■ Problem to solve ■
Extract exactly the range of lines bounded by the line containing "Extract the structured" and the final line of the listing, both ends included, and no other lines.

◇ ◇ ◇ ◇ ◇

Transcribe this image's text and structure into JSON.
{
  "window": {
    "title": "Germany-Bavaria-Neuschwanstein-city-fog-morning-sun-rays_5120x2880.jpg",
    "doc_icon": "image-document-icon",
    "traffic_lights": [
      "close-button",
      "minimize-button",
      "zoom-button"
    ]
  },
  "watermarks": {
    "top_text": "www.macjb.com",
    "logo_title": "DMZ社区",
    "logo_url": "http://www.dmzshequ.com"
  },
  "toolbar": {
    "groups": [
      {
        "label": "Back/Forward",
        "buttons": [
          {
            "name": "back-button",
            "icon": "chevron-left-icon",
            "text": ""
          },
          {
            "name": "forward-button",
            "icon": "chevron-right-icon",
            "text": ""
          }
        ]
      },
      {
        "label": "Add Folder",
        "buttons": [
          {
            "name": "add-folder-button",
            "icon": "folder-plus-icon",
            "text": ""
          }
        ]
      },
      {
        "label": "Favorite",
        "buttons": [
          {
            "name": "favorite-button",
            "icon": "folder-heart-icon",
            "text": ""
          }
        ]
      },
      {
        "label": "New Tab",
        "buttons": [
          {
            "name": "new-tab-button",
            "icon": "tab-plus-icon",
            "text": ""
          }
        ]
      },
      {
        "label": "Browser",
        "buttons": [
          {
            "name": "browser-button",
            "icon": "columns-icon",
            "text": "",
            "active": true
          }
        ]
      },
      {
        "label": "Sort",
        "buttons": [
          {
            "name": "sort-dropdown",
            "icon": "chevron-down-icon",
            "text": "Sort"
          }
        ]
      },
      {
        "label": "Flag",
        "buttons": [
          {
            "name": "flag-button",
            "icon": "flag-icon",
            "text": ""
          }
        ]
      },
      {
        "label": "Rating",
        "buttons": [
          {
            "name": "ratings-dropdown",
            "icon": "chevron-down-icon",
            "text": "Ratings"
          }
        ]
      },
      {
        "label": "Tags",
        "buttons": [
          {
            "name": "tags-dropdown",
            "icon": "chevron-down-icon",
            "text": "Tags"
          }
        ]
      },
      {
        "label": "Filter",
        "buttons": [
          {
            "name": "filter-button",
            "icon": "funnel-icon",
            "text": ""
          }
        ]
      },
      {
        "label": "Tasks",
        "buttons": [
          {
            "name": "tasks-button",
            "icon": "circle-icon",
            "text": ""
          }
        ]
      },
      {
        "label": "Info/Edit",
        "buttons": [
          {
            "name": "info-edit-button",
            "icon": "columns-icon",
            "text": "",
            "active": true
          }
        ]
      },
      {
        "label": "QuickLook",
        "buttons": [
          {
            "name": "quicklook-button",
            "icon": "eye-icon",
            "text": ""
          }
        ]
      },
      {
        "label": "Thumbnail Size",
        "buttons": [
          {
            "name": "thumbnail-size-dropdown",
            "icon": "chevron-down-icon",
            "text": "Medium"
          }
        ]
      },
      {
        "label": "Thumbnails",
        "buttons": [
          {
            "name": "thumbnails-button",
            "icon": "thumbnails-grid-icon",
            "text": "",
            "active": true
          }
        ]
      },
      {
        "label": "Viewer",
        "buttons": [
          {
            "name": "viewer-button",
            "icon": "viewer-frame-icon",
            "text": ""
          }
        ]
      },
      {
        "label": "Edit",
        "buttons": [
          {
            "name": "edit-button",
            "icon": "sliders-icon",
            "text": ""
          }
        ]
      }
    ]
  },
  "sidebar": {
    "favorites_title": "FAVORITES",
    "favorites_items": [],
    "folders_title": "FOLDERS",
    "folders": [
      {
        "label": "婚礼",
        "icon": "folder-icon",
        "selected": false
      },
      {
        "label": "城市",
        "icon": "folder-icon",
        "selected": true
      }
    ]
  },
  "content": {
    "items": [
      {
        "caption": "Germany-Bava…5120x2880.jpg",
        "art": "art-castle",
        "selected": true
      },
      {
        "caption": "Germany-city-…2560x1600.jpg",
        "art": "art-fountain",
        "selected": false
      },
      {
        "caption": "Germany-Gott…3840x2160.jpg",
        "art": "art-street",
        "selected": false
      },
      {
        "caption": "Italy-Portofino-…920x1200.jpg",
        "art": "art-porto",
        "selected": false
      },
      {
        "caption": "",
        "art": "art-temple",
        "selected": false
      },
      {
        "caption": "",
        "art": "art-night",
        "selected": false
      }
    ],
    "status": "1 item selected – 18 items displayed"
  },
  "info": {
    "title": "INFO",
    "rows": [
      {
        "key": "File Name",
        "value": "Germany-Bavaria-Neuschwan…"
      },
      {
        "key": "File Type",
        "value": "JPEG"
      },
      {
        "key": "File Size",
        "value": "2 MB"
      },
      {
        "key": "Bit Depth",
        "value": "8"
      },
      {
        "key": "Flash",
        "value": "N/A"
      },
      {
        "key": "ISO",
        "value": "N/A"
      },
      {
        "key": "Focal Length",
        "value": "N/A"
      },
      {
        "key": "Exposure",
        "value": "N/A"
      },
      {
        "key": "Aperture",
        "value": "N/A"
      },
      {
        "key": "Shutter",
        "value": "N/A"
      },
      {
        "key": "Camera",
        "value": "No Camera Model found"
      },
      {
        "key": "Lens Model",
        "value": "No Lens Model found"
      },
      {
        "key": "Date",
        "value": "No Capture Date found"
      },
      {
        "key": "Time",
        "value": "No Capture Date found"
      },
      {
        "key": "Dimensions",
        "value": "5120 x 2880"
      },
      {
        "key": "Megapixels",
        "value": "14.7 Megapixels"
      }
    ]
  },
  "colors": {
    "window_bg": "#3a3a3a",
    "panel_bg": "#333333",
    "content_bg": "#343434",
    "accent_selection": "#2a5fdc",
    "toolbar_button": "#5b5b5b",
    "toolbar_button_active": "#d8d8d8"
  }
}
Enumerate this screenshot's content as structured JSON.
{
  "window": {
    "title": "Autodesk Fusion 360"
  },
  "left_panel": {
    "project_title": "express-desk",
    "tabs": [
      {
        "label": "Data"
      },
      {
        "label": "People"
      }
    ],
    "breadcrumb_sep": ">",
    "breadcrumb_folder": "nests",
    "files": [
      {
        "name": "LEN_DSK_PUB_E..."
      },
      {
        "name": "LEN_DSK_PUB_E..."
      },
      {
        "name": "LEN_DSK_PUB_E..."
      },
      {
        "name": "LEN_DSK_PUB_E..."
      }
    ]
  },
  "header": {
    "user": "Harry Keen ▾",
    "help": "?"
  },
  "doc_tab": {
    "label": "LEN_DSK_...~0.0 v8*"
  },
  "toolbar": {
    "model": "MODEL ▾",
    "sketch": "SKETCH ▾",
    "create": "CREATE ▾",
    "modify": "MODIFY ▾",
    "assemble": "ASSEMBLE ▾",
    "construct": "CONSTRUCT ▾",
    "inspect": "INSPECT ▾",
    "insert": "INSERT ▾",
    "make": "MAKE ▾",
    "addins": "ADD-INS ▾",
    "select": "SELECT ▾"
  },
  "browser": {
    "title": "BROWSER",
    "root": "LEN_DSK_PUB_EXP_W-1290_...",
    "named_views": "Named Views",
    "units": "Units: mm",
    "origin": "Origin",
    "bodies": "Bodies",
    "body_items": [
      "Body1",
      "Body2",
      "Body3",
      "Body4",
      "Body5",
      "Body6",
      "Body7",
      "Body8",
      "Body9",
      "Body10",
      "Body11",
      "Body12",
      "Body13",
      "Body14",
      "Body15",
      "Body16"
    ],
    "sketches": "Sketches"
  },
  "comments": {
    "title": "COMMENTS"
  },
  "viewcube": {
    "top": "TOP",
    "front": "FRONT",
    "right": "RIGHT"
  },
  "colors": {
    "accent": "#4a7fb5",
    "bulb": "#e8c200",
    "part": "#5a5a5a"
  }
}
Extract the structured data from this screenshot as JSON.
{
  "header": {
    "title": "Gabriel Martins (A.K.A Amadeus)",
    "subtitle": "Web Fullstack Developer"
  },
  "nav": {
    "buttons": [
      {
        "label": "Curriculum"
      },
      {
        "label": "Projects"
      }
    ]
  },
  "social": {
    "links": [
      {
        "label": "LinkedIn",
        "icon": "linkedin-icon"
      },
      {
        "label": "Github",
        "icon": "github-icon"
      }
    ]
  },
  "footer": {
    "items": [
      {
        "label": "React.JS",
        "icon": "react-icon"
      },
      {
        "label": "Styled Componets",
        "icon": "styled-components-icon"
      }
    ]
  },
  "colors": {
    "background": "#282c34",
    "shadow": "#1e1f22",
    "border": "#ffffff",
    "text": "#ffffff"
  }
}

◇ ◇ ◇ ◇ ◇

■ Result of this exercise ■
Extract the structured data from this screenshot as JSON.
{
  "header": {
    "title": "Gabriel Martins (A.K.A Amadeus)",
    "subtitle": "Web Fullstack Developer"
  },
  "nav": {
    "buttons": [
      {
        "label": "Curriculum"
      },
      {
        "label": "Projects"
      }
    ]
  },
  "social": {
    "links": [
      {
        "label": "LinkedIn",
        "icon": "linkedin-icon"
      },
      {
        "label": "Github",
        "icon": "github-icon"
      }
    ]
  },
  "footer": {
    "items": [
      {
        "label": "React.JS",
        "icon": "react-icon"
      },
      {
        "label": "Styled Componets",
        "icon": "styled-components-icon"
      }
    ]
  },
  "colors": {
    "background": "#282c34",
    "shadow": "#1e1f22",
    "border": "#ffffff",
    "text": "#ffffff"
  }
}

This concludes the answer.